═════ Page extract

Development and production
The series was originally in development for the TBS network.  In February 2010, TBS placed a cast-contingent pilot order from a script written by Kevin Falls and Bill Chais. Casting announcements began in early March, with Meyer and Gosselaar taking starring roles as the title characters. Next to be cast was McDowell, as Stanton Infeld. Then, comedian Nanjiani was cast as Pindar Singh, followed by Diamond, as Damien Karp, and Beauvais and Davis as Hanna Linden and Carmen Phillips respectively.

The pilot was filmed in Atlanta in late March and early April. In May 2010, the show was moved from TBS to sister station TNT, where network executives believed it was a better fit. The network green-lit production in mid-May with a ten episode order, with production moving to Los Angeles.

Reception

Critical reception
Franklin & Bash received mixed reviews from TV critics. On Metacritic, the show has a score of 56 out of 100, based on 21 critics, indicating "mixed or average reviews". On Rotten Tomatoes, the show holds a rating of 61%, based on 17 reviews, with an average rating of 6/10. The site's consensus reads, "Slick, playful, and occasionally witty, Franklin & Bash unfortunately sticks too close to the courtroom drama formula".

The Los Angeles Times described the pilot episode as "not as intrigue-heavy as White Collar, as satiric as The Good Guys or as beautifully located as Hawaii Five-0; 'Franklin & Bash' is smart, it's fun and it's summer." Variety gave a positive review, describing the show as "playful, silly and wholly unpretentious." The Hollywood Reporter also gave the pilot a positive review: 
In the end, Franklin & Bash uses the legal genre to prop up what is mostly a buddy story. There may be bigger reveals ahead and certain daring complications, but no doubt Franklin and Bash will get out of them with their good looks and quick wits. That’s how they roll – mostly – on TNT.

══════════
═════ Collected data

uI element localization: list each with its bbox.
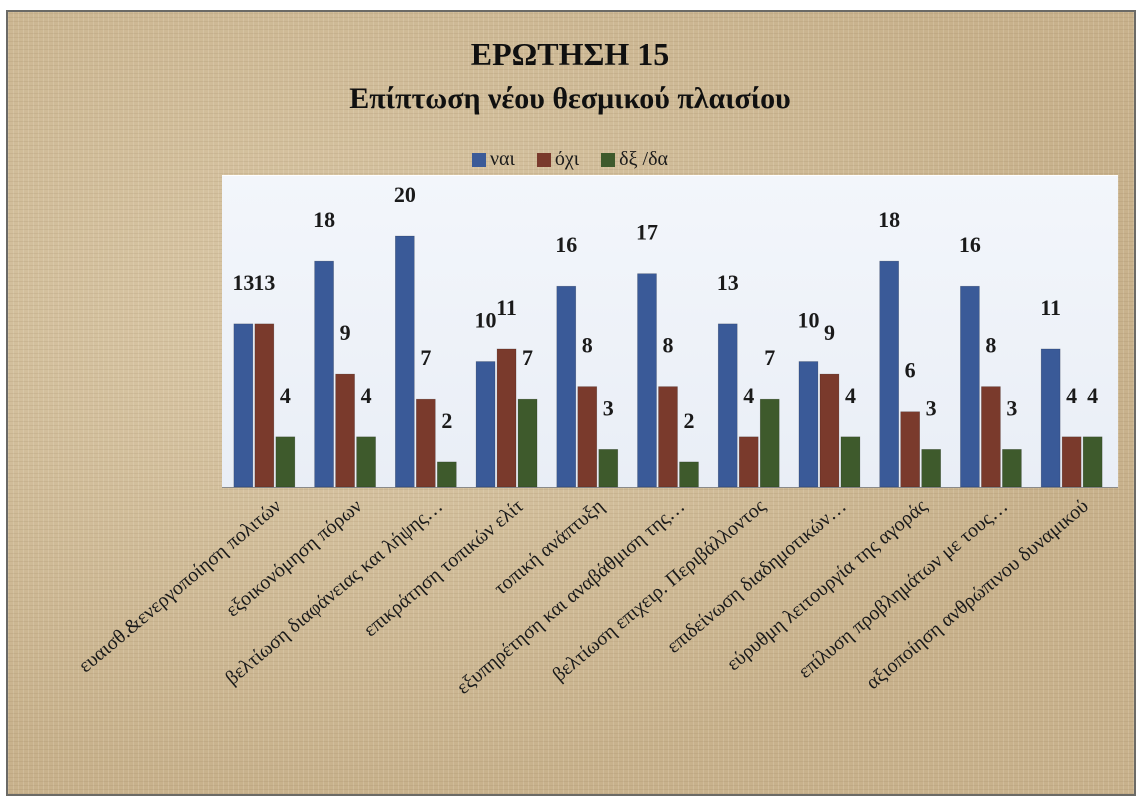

══════════

To be done:
Write what comes next in the Franklin & Bash article, starting right after its last sentence. The listing isn't needed for this.

Answer to this problem:
Ratings
The pilot episode premiered with 2.7 million total viewers, scoring 1.1 million viewers in the 18–49 demographic and 1.2 million in the 25–54 demographic, making it the fourth most watched cable-program of the evening. Live + 3 day ratings for the series premiere updated those numbers to 3.5 million total viewers, scoring 1.5 million viewers in the 18–49 demographic, 1.6 million in the 25–54 demographic and 0.7 million in the 18–34 demographic.

Home media
Sony Pictures Home Entertainment have released the first three seasons of Franklin & Bash in Region 1, and the first three seasons in Region 2.

Broadcast
Franklin & Bash premiered in Canada on Bravo! on August 22, 2011. For the fourth season, the show was moved to M3.
In the UK the show premiered on July 13, 2011 on E4. On November 8, 2011 it began showing on M-Net in South Africa. In Australia it premiered on FX on June 6, 2012.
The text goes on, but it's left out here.